### Stated problem
Render everything in the data from the line containing "emission-line-label: SII [505, 69, 521, 82]" down to the line containing "object-type: STAR [135, 541, 181, 563]", both included, as a numbered list with any blank lines omitted.
----
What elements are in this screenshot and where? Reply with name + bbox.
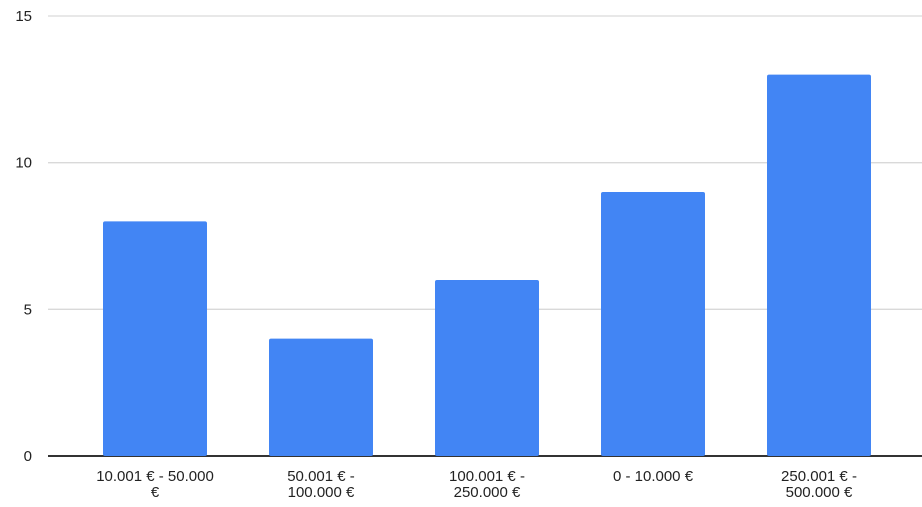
bar [435, 280, 539, 456]
bar [269, 338, 373, 456]
y-tick-label: 15 [15, 8, 32, 25]
y-tick-label: 0 [24, 448, 32, 465]
x-axis-ticks: 10.001 € - 50.000 € 50.001 € -100.000 € 100… [96, 468, 857, 501]
x-tick-label: 100.001 € -250.000 € [449, 468, 525, 501]
x-tick-label: 0 - 10.000 € [613, 468, 694, 485]
y-tick-label: 5 [24, 301, 32, 318]
x-tick-label: 50.001 € -100.000 € [287, 468, 355, 501]
y-axis-ticks: 0 5 10 15 [15, 8, 32, 465]
bar [103, 221, 207, 456]
bars [103, 74, 871, 457]
y-tick-label: 10 [15, 155, 32, 172]
x-tick-label: 10.001 € - 50.000 € [96, 468, 214, 501]
bar [767, 74, 871, 457]
x-tick-label: 250.001 € -500.000 € [781, 468, 857, 501]
bar [601, 192, 705, 456]
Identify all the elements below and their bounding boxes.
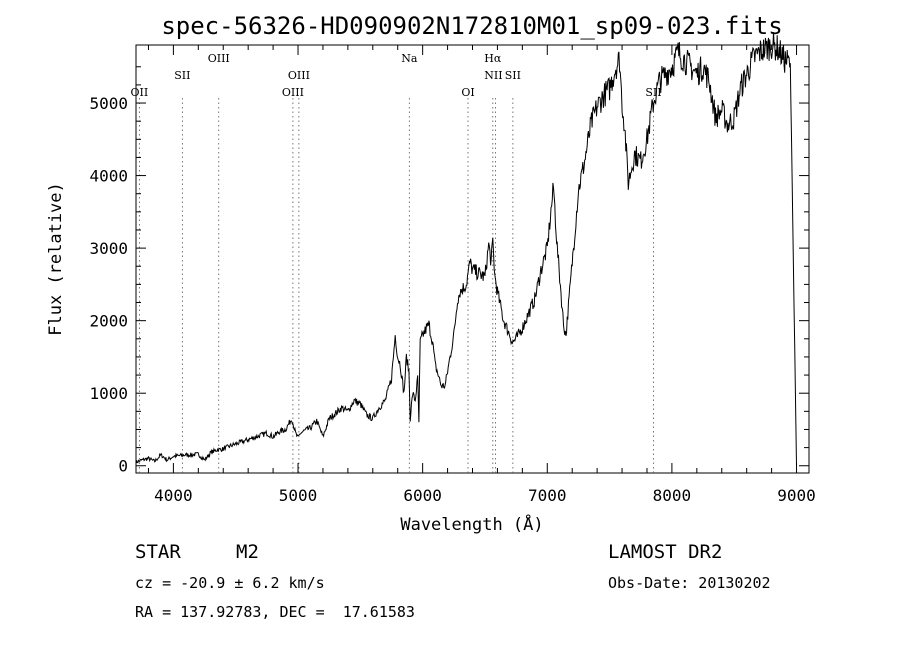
emission-line-label: SII [505, 69, 521, 82]
emission-line-label: SII [645, 86, 661, 99]
axis-tick-labels: 4000 5000 6000 7000 8000 9000 0 1000 2000 3000 400… [89, 94, 815, 505]
x-tick-label: 6000 [403, 486, 442, 505]
object-type: STAR [135, 541, 181, 563]
x-tick-label: 7000 [528, 486, 567, 505]
y-axis-label: Flux (relative) [46, 182, 66, 336]
emission-line-label: Hα [484, 52, 502, 65]
x-tick-label: 5000 [279, 486, 318, 505]
x-tick-label: 8000 [653, 486, 692, 505]
spectrum-series-line [135, 32, 797, 466]
emission-line-label: OI [461, 86, 474, 99]
object-subclass: M2 [236, 541, 259, 563]
survey-name: LAMOST DR2 [608, 541, 723, 563]
axis-ticks [136, 45, 809, 473]
emission-line-label: Na [401, 52, 418, 65]
y-tick-label: 3000 [89, 239, 128, 258]
emission-line-label: OII [131, 86, 149, 99]
x-tick-label: 9000 [777, 486, 816, 505]
observation-date: Obs-Date: 20130202 [608, 574, 771, 592]
chart-title: spec-56326-HD090902N172810M01_sp09-023.f… [161, 12, 782, 40]
velocity-readout: cz = -20.9 ± 6.2 km/s [135, 574, 325, 592]
y-tick-label: 4000 [89, 167, 128, 186]
emission-line-label: SII [174, 69, 190, 82]
x-axis-label: Wavelength (Å) [400, 513, 543, 535]
emission-line-label: OIII [288, 69, 310, 82]
y-tick-label: 5000 [89, 94, 128, 113]
y-tick-label: 0 [118, 457, 128, 476]
plot-frame [135, 44, 810, 474]
emission-line-label: NII [484, 69, 502, 82]
x-tick-label: 4000 [154, 486, 193, 505]
emission-line-label: OIII [282, 86, 304, 99]
y-tick-label: 2000 [89, 312, 128, 331]
coordinates-readout: RA = 137.92783, DEC = 17.61583 [135, 603, 415, 621]
y-tick-label: 1000 [89, 384, 128, 403]
emission-line-label: OIII [208, 52, 230, 65]
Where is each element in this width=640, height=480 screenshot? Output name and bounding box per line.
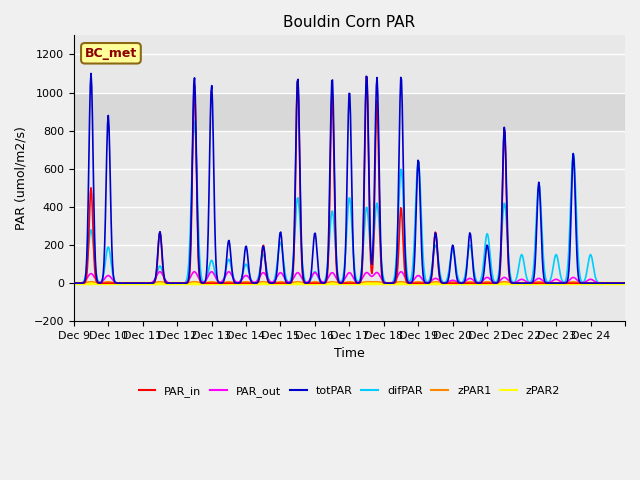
Y-axis label: PAR (umol/m2/s): PAR (umol/m2/s) <box>15 126 28 230</box>
Text: BC_met: BC_met <box>85 47 137 60</box>
X-axis label: Time: Time <box>334 347 365 360</box>
Bar <box>74 93 625 131</box>
Legend: PAR_in, PAR_out, totPAR, difPAR, zPAR1, zPAR2: PAR_in, PAR_out, totPAR, difPAR, zPAR1, … <box>134 382 564 401</box>
Title: Bouldin Corn PAR: Bouldin Corn PAR <box>284 15 415 30</box>
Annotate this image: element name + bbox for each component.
----
### Complete answer
1. emission-line-label: SII [505, 69, 521, 82]
2. emission-line-label: SII [645, 86, 661, 99]
3. axis-tick-labels: 4000 5000 6000 7000 8000 9000 0 1000 2000 3000 400… [89, 94, 815, 505]
4. x-tick-label: 6000 [403, 486, 442, 505]
5. object-type: STAR [135, 541, 181, 563]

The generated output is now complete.